=== Material for this task ===

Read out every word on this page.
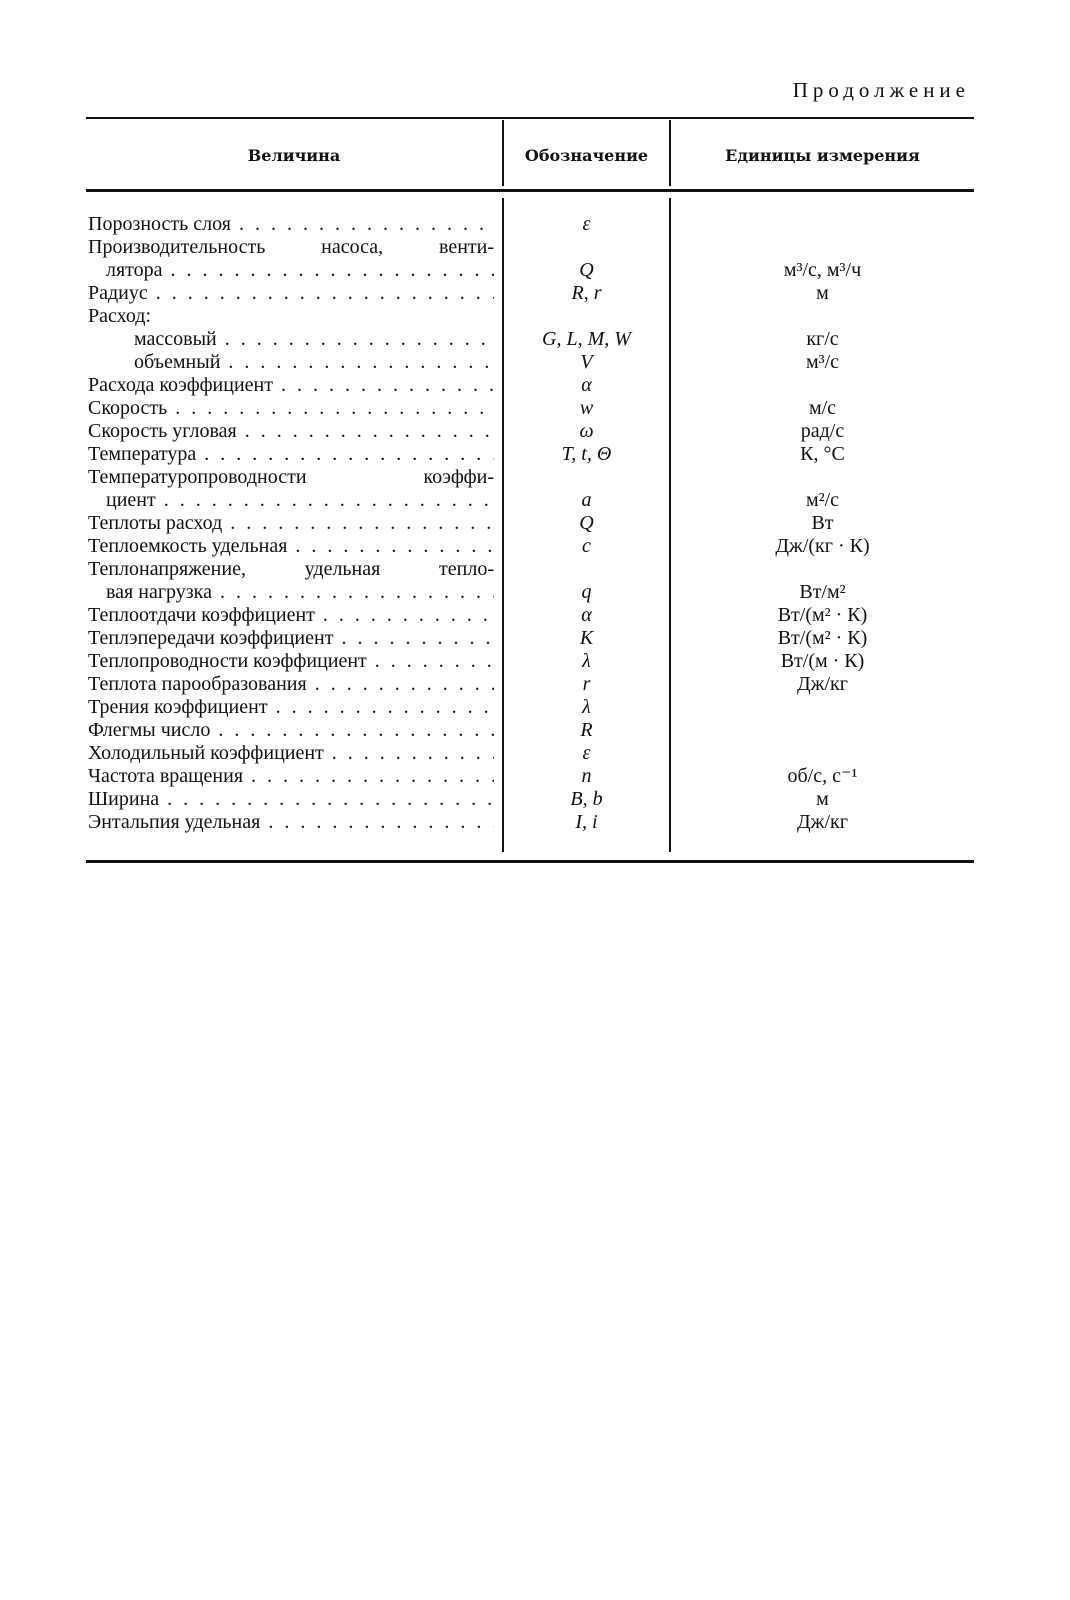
Продолжение
Величина	Обозначение	Единицы измерения
Порозность слоя . . .	ε
Производительность насоса, венти-
лятора . . .	Q	м³/с, м³/ч
Радиус . . .	R, r	м
Расход:
массовый . . .	G, L, M, W	кг/с
объемный . . .	V	м³/с
Расхода коэффициент . . .	α
Скорость . . .	w	м/с
Скорость угловая . . .	ω	рад/с
Температура . . .	T, t, Θ	К, °С
Температуропроводности коэффи-
циент . . .	a	м²/с
Теплоты расход . . .	Q	Вт
Теплоемкость удельная . . .	c	Дж/(кг · К)
Теплонапряжение, удельная тепло-
вая нагрузка . . .	q	Вт/м²
Теплоотдачи коэффициент . . .	α	Вт/(м² · К)
Теплэпередачи коэффициент . . .	K	Вт/(м² · К)
Теплопроводности коэффициент . . .	λ	Вт/(м · К)
Теплота парообразования . . .	r	Дж/кг
Трения коэффициент . . .	λ
Флегмы число . . .	R
Холодильный коэффициент . . .	ε
Частота вращения . . .	n	об/с, с⁻¹
Ширина . . .	B, b	м
Энтальпия удельная . . .	I, i	Дж/кг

===

**Requirement**
In your copy, repeat each record exactly and include no pictures.

**Written response**
Read out every word on this page.
Продолжение
Величина	Обозначение	Единицы измерения
Порозность слоя . . .	ε
Производительность насоса, венти-
лятора . . .	Q	м³/с, м³/ч
Радиус . . .	R, r	м
Расход:
массовый . . .	G, L, M, W	кг/с
объемный . . .	V	м³/с
Расхода коэффициент . . .	α
Скорость . . .	w	м/с
Скорость угловая . . .	ω	рад/с
Температура . . .	T, t, Θ	К, °С
Температуропроводности коэффи-
циент . . .	a	м²/с
Теплоты расход . . .	Q	Вт
Теплоемкость удельная . . .	c	Дж/(кг · К)
Теплонапряжение, удельная тепло-
вая нагрузка . . .	q	Вт/м²
Теплоотдачи коэффициент . . .	α	Вт/(м² · К)
Теплэпередачи коэффициент . . .	K	Вт/(м² · К)
Теплопроводности коэффициент . . .	λ	Вт/(м · К)
Теплота парообразования . . .	r	Дж/кг
Трения коэффициент . . .	λ
Флегмы число . . .	R
Холодильный коэффициент . . .	ε
Частота вращения . . .	n	об/с, с⁻¹
Ширина . . .	B, b	м
Энтальпия удельная . . .	I, i	Дж/кг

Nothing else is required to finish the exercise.